### REQUIRED WORK
Lines containing "производим" are to be counted. Report the count alone.

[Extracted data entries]
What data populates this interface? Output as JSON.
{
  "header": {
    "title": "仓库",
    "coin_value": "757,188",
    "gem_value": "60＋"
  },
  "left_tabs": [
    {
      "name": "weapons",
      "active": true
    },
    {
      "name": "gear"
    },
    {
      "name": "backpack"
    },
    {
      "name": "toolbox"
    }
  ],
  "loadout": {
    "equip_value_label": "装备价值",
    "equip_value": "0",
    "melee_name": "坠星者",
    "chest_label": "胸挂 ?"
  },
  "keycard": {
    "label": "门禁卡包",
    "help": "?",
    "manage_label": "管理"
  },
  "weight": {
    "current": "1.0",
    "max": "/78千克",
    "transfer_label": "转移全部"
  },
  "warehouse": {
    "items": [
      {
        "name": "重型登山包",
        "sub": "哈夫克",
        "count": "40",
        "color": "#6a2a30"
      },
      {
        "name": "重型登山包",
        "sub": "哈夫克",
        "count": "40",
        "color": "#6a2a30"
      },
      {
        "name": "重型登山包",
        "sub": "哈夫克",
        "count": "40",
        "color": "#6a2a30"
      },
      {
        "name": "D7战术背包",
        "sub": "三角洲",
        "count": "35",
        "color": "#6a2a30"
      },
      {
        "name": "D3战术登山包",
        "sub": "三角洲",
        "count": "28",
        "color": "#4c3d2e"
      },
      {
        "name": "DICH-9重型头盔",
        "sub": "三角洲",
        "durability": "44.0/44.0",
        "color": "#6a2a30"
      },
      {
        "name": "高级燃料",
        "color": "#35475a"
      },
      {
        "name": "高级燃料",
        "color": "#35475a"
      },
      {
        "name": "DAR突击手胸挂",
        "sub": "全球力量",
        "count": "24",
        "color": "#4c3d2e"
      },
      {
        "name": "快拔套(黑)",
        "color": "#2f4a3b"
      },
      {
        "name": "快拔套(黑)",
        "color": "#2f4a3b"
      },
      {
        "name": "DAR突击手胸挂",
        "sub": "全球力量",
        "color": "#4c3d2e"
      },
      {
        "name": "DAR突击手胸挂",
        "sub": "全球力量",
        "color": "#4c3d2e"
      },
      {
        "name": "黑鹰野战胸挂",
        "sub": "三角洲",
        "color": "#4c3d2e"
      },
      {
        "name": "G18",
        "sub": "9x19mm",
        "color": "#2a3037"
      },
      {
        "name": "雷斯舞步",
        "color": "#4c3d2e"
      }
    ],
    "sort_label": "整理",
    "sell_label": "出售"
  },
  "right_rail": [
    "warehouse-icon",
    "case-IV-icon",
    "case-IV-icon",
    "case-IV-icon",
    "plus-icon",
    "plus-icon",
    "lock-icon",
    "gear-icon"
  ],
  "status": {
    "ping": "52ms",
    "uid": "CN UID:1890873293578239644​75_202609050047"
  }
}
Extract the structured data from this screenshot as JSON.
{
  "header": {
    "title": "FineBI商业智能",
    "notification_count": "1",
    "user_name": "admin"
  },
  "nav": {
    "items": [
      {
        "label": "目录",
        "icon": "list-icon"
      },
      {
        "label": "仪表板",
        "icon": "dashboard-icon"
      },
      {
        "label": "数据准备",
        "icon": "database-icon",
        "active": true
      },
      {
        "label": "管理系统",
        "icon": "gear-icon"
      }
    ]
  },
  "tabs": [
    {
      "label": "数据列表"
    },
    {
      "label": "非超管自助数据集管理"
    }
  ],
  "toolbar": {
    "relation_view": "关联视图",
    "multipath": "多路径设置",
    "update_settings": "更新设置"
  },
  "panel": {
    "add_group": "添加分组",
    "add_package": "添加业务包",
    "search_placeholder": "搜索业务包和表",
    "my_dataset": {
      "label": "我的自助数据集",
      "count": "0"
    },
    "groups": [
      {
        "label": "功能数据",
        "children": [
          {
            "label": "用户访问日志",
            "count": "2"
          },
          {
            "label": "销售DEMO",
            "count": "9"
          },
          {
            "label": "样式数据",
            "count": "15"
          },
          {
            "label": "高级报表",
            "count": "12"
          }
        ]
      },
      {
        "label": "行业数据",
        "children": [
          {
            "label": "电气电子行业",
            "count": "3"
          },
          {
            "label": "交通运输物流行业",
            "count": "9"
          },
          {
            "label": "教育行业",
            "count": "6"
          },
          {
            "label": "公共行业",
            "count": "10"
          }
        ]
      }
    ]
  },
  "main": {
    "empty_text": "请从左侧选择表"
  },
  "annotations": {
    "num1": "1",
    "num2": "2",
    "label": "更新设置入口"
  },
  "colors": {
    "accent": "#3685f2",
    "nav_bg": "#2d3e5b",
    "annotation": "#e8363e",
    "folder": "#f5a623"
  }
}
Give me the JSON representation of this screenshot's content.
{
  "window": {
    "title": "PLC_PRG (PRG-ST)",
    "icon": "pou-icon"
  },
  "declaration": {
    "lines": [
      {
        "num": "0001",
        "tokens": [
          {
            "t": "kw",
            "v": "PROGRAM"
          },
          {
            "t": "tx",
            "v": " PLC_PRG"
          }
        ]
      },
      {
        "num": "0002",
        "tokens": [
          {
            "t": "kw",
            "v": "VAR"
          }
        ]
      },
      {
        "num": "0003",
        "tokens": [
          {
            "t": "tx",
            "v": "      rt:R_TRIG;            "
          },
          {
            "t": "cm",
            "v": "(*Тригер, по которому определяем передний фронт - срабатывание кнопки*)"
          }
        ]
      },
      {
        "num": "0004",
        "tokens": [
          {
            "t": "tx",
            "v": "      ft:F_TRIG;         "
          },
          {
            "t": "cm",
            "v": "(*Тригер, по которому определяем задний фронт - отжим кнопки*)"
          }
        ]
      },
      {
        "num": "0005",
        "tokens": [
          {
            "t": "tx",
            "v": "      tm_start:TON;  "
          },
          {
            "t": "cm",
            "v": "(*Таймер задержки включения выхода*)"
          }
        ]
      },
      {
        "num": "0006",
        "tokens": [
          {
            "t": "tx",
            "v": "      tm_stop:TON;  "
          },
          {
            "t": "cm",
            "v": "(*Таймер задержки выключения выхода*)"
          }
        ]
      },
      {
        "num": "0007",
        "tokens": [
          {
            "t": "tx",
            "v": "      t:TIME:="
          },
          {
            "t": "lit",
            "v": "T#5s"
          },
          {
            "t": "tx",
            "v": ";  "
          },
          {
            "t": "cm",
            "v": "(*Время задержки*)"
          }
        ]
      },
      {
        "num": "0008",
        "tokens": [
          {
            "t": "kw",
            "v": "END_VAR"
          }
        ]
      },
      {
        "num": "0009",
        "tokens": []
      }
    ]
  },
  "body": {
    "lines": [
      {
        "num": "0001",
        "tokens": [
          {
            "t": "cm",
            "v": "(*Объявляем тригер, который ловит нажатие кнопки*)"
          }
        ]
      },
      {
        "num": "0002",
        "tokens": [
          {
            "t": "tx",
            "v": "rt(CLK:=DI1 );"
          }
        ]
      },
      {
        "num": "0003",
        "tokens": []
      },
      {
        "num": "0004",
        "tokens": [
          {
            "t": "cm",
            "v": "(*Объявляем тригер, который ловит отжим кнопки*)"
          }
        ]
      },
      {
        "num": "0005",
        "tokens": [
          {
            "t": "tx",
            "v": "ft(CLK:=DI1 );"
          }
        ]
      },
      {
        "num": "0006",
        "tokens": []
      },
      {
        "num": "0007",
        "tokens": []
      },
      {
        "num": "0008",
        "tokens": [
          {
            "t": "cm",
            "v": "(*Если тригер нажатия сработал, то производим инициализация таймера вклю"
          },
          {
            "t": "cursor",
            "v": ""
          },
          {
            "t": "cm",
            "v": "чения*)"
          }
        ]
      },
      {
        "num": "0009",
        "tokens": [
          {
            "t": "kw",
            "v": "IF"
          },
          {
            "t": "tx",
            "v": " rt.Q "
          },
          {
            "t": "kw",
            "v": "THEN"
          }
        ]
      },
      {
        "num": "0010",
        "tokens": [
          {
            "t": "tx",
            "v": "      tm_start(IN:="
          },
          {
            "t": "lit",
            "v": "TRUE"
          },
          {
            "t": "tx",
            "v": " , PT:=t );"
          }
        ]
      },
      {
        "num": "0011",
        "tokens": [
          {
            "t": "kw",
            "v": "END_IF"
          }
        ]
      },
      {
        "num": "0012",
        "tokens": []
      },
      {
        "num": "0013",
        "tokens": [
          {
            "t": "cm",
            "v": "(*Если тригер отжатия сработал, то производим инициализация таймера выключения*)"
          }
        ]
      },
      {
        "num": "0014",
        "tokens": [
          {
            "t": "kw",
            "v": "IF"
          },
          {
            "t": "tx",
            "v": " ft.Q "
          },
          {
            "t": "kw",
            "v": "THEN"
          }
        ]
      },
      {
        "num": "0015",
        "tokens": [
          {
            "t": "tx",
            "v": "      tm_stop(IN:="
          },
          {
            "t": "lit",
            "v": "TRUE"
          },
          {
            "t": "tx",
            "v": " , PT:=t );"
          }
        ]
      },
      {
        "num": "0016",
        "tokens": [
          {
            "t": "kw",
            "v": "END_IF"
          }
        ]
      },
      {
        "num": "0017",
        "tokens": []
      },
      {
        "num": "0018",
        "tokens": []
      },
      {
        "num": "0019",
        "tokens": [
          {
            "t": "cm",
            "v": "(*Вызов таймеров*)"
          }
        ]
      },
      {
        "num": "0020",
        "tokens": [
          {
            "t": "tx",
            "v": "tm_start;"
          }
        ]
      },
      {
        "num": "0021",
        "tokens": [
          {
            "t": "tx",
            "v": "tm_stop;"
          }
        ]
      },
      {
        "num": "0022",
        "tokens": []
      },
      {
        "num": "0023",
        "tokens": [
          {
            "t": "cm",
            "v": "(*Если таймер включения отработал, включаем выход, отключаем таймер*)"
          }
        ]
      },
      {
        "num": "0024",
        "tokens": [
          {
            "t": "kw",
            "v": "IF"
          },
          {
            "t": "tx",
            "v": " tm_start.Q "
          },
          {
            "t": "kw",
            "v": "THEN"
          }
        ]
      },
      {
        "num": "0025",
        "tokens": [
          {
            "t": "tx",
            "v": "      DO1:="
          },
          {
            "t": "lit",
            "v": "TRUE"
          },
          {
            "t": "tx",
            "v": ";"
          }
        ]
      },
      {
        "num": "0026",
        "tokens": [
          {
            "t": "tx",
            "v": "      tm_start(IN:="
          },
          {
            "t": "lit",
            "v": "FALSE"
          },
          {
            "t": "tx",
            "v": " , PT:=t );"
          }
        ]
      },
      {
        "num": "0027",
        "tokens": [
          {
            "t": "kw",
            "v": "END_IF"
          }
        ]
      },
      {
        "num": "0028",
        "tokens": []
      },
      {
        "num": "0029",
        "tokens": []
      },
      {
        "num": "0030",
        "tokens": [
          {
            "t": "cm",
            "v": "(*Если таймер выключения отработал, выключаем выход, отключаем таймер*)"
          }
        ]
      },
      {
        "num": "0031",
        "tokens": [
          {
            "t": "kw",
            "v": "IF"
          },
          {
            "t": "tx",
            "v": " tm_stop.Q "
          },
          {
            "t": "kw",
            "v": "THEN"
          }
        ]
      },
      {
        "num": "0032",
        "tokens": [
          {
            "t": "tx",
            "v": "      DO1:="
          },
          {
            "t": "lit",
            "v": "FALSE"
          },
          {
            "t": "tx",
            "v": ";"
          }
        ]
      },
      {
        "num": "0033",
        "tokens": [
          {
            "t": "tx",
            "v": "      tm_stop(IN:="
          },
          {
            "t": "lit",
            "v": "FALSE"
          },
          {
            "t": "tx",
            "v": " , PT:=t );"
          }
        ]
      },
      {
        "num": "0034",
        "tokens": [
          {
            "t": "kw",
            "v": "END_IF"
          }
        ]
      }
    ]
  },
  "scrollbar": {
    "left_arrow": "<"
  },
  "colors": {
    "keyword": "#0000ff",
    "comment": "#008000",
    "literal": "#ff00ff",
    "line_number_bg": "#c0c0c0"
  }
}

### OUTPUT FOR THIS TASK
2